** Task details **
Print all entries precisely as they are written.

** Data shown **
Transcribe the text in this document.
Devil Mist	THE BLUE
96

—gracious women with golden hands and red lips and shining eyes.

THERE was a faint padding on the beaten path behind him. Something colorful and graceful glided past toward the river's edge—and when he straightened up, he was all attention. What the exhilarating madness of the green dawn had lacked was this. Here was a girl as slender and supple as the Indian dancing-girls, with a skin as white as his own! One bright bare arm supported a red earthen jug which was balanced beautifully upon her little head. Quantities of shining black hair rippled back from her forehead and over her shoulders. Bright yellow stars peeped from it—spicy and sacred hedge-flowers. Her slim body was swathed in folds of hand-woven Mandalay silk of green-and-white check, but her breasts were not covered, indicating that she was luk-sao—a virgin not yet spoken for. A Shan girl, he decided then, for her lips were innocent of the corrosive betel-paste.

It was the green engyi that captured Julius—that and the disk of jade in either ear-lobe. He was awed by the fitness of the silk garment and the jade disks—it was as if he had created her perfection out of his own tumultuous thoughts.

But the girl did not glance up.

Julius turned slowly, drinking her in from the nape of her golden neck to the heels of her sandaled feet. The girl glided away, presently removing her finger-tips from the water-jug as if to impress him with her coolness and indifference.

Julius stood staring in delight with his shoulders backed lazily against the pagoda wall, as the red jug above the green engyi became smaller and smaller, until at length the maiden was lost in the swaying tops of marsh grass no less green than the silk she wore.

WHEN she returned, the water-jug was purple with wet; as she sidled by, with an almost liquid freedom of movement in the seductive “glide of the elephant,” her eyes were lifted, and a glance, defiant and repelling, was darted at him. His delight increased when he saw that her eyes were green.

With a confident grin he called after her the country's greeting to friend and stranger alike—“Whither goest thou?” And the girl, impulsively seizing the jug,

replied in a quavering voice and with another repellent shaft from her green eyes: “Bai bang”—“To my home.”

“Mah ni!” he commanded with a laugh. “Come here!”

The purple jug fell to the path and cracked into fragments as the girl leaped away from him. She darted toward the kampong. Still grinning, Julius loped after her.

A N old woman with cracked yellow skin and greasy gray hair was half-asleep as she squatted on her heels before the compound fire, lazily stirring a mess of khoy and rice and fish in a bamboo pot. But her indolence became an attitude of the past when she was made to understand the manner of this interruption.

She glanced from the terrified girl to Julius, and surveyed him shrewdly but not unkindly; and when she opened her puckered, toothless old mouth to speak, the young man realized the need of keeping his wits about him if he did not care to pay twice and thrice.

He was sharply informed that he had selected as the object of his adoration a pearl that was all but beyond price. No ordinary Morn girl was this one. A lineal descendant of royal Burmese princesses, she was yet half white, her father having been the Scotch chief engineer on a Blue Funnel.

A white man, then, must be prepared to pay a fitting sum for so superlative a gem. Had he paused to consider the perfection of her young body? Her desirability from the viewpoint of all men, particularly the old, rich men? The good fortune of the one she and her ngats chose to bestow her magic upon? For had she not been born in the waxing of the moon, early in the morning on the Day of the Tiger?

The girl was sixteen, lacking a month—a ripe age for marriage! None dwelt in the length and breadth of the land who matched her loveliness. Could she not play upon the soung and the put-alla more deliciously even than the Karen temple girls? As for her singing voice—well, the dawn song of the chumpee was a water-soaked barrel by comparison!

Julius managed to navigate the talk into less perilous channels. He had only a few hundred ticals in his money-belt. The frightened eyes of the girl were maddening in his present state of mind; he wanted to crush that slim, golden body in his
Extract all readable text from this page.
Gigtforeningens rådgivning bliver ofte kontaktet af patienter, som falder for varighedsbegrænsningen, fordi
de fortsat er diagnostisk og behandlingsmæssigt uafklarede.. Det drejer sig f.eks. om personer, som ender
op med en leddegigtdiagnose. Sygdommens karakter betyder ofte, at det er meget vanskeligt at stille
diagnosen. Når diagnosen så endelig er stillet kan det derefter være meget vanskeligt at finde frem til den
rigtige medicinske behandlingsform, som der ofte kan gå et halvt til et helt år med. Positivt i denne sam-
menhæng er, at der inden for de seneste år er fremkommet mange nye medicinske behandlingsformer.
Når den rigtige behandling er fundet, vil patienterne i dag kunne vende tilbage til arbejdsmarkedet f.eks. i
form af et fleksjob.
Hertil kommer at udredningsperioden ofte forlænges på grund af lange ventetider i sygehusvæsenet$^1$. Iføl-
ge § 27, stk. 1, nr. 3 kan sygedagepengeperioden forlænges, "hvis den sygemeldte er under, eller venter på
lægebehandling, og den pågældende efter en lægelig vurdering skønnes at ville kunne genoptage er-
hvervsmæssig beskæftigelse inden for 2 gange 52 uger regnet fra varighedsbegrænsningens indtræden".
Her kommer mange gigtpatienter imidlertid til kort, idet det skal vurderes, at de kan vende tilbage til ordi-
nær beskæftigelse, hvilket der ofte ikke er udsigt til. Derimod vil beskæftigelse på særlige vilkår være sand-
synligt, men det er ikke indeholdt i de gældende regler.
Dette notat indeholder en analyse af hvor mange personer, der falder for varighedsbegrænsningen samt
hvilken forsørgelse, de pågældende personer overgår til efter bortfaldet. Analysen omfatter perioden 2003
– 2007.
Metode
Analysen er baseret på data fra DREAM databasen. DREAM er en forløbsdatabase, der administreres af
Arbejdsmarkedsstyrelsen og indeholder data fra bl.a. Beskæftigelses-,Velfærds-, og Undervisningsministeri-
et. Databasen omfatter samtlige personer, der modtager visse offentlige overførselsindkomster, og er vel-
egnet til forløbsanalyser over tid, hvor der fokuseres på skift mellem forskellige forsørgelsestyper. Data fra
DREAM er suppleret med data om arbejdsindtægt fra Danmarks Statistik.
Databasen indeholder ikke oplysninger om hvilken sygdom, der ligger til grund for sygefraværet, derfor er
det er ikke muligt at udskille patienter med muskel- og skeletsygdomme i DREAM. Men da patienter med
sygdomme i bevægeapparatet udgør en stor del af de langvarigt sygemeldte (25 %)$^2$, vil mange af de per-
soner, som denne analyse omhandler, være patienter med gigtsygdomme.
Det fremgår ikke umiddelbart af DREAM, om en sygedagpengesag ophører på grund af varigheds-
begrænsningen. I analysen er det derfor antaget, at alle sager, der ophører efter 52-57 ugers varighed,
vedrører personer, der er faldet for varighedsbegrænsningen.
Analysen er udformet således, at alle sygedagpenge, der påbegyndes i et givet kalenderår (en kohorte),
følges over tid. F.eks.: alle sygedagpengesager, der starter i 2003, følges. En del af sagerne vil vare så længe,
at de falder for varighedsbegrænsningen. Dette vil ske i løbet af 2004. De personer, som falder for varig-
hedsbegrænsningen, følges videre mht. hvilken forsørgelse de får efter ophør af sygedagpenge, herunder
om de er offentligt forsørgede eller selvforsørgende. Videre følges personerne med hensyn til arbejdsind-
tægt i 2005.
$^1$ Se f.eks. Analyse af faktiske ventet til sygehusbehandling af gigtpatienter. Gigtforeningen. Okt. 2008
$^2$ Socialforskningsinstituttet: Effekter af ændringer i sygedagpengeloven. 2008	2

** Written answer **
Transcribe the text in this document.
Devil Mist	THE BLUE
96

—gracious women with golden hands and red lips and shining eyes.

THERE was a faint padding on the beaten path behind him. Something colorful and graceful glided past toward the river's edge—and when he straightened up, he was all attention. What the exhilarating madness of the green dawn had lacked was this. Here was a girl as slender and supple as the Indian dancing-girls, with a skin as white as his own! One bright bare arm supported a red earthen jug which was balanced beautifully upon her little head. Quantities of shining black hair rippled back from her forehead and over her shoulders. Bright yellow stars peeped from it—spicy and sacred hedge-flowers. Her slim body was swathed in folds of hand-woven Mandalay silk of green-and-white check, but her breasts were not covered, indicating that she was luk-sao—a virgin not yet spoken for. A Shan girl, he decided then, for her lips were innocent of the corrosive betel-paste.

It was the green engyi that captured Julius—that and the disk of jade in either ear-lobe. He was awed by the fitness of the silk garment and the jade disks—it was as if he had created her perfection out of his own tumultuous thoughts.

But the girl did not glance up.

Julius turned slowly, drinking her in from the nape of her golden neck to the heels of her sandaled feet. The girl glided away, presently removing her finger-tips from the water-jug as if to impress him with her coolness and indifference.

Julius stood staring in delight with his shoulders backed lazily against the pagoda wall, as the red jug above the green engyi became smaller and smaller, until at length the maiden was lost in the swaying tops of marsh grass no less green than the silk she wore.

WHEN she returned, the water-jug was purple with wet; as she sidled by, with an almost liquid freedom of movement in the seductive “glide of the elephant,” her eyes were lifted, and a glance, defiant and repelling, was darted at him. His delight increased when he saw that her eyes were green.

With a confident grin he called after her the country's greeting to friend and stranger alike—“Whither goest thou?” And the girl, impulsively seizing the jug,

replied in a quavering voice and with another repellent shaft from her green eyes: “Bai bang”—“To my home.”

“Mah ni!” he commanded with a laugh. “Come here!”

The purple jug fell to the path and cracked into fragments as the girl leaped away from him. She darted toward the kampong. Still grinning, Julius loped after her.

A N old woman with cracked yellow skin and greasy gray hair was half-asleep as she squatted on her heels before the compound fire, lazily stirring a mess of khoy and rice and fish in a bamboo pot. But her indolence became an attitude of the past when she was made to understand the manner of this interruption.

She glanced from the terrified girl to Julius, and surveyed him shrewdly but not unkindly; and when she opened her puckered, toothless old mouth to speak, the young man realized the need of keeping his wits about him if he did not care to pay twice and thrice.

He was sharply informed that he had selected as the object of his adoration a pearl that was all but beyond price. No ordinary Morn girl was this one. A lineal descendant of royal Burmese princesses, she was yet half white, her father having been the Scotch chief engineer on a Blue Funnel.

A white man, then, must be prepared to pay a fitting sum for so superlative a gem. Had he paused to consider the perfection of her young body? Her desirability from the viewpoint of all men, particularly the old, rich men? The good fortune of the one she and her ngats chose to bestow her magic upon? For had she not been born in the waxing of the moon, early in the morning on the Day of the Tiger?

The girl was sixteen, lacking a month—a ripe age for marriage! None dwelt in the length and breadth of the land who matched her loveliness. Could she not play upon the soung and the put-alla more deliciously even than the Karen temple girls? As for her singing voice—well, the dawn song of the chumpee was a water-soaked barrel by comparison!

Julius managed to navigate the talk into less perilous channels. He had only a few hundred ticals in his money-belt. The frightened eyes of the girl were maddening in his present state of mind; he wanted to crush that slim, golden body in his
Extract all readable text from this page.
Gigtforeningens rådgivning bliver ofte kontaktet af patienter, som falder for varighedsbegrænsningen, fordi
de fortsat er diagnostisk og behandlingsmæssigt uafklarede.. Det drejer sig f.eks. om personer, som ender
op med en leddegigtdiagnose. Sygdommens karakter betyder ofte, at det er meget vanskeligt at stille
diagnosen. Når diagnosen så endelig er stillet kan det derefter være meget vanskeligt at finde frem til den
rigtige medicinske behandlingsform, som der ofte kan gå et halvt til et helt år med. Positivt i denne sam-
menhæng er, at der inden for de seneste år er fremkommet mange nye medicinske behandlingsformer.
Når den rigtige behandling er fundet, vil patienterne i dag kunne vende tilbage til arbejdsmarkedet f.eks. i
form af et fleksjob.
Hertil kommer at udredningsperioden ofte forlænges på grund af lange ventetider i sygehusvæsenet$^1$. Iføl-
ge § 27, stk. 1, nr. 3 kan sygedagepengeperioden forlænges, "hvis den sygemeldte er under, eller venter på
lægebehandling, og den pågældende efter en lægelig vurdering skønnes at ville kunne genoptage er-
hvervsmæssig beskæftigelse inden for 2 gange 52 uger regnet fra varighedsbegrænsningens indtræden".
Her kommer mange gigtpatienter imidlertid til kort, idet det skal vurderes, at de kan vende tilbage til ordi-
nær beskæftigelse, hvilket der ofte ikke er udsigt til. Derimod vil beskæftigelse på særlige vilkår være sand-
synligt, men det er ikke indeholdt i de gældende regler.
Dette notat indeholder en analyse af hvor mange personer, der falder for varighedsbegrænsningen samt
hvilken forsørgelse, de pågældende personer overgår til efter bortfaldet. Analysen omfatter perioden 2003
– 2007.
Metode
Analysen er baseret på data fra DREAM databasen. DREAM er en forløbsdatabase, der administreres af
Arbejdsmarkedsstyrelsen og indeholder data fra bl.a. Beskæftigelses-,Velfærds-, og Undervisningsministeri-
et. Databasen omfatter samtlige personer, der modtager visse offentlige overførselsindkomster, og er vel-
egnet til forløbsanalyser over tid, hvor der fokuseres på skift mellem forskellige forsørgelsestyper. Data fra
DREAM er suppleret med data om arbejdsindtægt fra Danmarks Statistik.
Databasen indeholder ikke oplysninger om hvilken sygdom, der ligger til grund for sygefraværet, derfor er
det er ikke muligt at udskille patienter med muskel- og skeletsygdomme i DREAM. Men da patienter med
sygdomme i bevægeapparatet udgør en stor del af de langvarigt sygemeldte (25 %)$^2$, vil mange af de per-
soner, som denne analyse omhandler, være patienter med gigtsygdomme.
Det fremgår ikke umiddelbart af DREAM, om en sygedagpengesag ophører på grund af varigheds-
begrænsningen. I analysen er det derfor antaget, at alle sager, der ophører efter 52-57 ugers varighed,
vedrører personer, der er faldet for varighedsbegrænsningen.
Analysen er udformet således, at alle sygedagpenge, der påbegyndes i et givet kalenderår (en kohorte),
følges over tid. F.eks.: alle sygedagpengesager, der starter i 2003, følges. En del af sagerne vil vare så længe,
at de falder for varighedsbegrænsningen. Dette vil ske i løbet af 2004. De personer, som falder for varig-
hedsbegrænsningen, følges videre mht. hvilken forsørgelse de får efter ophør af sygedagpenge, herunder
om de er offentligt forsørgede eller selvforsørgende. Videre følges personerne med hensyn til arbejdsind-
tægt i 2005.
$^1$ Se f.eks. Analyse af faktiske ventet til sygehusbehandling af gigtpatienter. Gigtforeningen. Okt. 2008
$^2$ Socialforskningsinstituttet: Effekter af ændringer i sygedagpengeloven. 2008	2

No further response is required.